### What the task asks:
From the listing, collect all lines containing the word "INVADES".

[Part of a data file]
<<<<

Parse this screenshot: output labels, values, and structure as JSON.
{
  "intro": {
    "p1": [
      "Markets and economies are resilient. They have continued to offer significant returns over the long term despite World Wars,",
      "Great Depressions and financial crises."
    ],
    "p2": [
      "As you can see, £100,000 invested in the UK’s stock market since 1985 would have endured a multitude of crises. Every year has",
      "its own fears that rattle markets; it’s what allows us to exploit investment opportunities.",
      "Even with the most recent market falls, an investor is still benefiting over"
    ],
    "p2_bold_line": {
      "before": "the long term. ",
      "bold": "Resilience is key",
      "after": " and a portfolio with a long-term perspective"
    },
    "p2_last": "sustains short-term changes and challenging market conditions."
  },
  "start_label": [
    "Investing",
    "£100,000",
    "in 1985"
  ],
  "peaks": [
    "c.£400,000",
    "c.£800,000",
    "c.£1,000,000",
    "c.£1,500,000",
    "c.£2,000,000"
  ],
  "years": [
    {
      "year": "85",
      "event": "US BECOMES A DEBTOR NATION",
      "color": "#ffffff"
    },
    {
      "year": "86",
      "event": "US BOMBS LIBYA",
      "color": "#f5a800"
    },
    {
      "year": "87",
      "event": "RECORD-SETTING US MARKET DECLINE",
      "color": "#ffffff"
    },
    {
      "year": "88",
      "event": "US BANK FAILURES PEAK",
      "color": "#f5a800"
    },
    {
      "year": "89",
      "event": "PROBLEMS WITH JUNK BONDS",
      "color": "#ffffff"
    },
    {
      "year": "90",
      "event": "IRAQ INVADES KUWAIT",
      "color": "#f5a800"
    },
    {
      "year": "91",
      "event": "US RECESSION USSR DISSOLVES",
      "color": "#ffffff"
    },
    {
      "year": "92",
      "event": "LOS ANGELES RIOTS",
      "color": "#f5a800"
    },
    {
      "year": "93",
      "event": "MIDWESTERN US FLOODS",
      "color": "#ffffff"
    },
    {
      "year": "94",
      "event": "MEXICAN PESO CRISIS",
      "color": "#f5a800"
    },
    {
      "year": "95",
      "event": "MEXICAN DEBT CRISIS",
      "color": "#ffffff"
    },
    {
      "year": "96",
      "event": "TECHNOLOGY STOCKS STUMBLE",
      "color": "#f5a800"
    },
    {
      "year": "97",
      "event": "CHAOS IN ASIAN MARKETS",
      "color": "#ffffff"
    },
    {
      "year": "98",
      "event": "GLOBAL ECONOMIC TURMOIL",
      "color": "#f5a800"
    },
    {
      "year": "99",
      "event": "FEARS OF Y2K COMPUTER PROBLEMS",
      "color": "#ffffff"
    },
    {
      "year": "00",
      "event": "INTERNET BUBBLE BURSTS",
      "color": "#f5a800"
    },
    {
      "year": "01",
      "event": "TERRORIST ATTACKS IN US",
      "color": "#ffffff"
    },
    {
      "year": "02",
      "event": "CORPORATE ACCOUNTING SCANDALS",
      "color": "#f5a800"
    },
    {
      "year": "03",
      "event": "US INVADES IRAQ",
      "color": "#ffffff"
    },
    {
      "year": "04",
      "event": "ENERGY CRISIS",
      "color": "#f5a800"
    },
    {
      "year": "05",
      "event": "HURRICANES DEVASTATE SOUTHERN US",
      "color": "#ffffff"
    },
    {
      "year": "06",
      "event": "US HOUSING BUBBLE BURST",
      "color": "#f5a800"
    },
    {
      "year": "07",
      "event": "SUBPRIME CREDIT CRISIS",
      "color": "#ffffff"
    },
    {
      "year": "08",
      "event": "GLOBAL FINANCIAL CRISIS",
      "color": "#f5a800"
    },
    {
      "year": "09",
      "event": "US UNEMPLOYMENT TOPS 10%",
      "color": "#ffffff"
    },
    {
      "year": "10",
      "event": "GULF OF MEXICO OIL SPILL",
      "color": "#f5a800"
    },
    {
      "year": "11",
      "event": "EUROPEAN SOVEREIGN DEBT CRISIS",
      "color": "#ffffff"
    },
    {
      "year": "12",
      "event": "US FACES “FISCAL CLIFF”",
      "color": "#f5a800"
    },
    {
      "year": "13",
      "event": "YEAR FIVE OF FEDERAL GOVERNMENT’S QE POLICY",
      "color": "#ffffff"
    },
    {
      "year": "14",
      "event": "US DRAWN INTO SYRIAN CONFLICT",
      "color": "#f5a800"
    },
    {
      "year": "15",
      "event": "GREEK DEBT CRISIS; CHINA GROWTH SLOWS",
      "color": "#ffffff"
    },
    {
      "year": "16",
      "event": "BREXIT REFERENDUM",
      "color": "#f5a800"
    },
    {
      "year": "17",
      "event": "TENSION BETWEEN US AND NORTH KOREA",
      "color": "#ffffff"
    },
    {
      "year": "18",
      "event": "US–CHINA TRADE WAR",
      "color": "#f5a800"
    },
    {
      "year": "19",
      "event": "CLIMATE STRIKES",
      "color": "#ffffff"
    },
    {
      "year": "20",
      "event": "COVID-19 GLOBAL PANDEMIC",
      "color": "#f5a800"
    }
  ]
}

>>>>

### The solution:
      "event": "IRAQ INVADES KUWAIT",
      "event": "US INVADES IRAQ",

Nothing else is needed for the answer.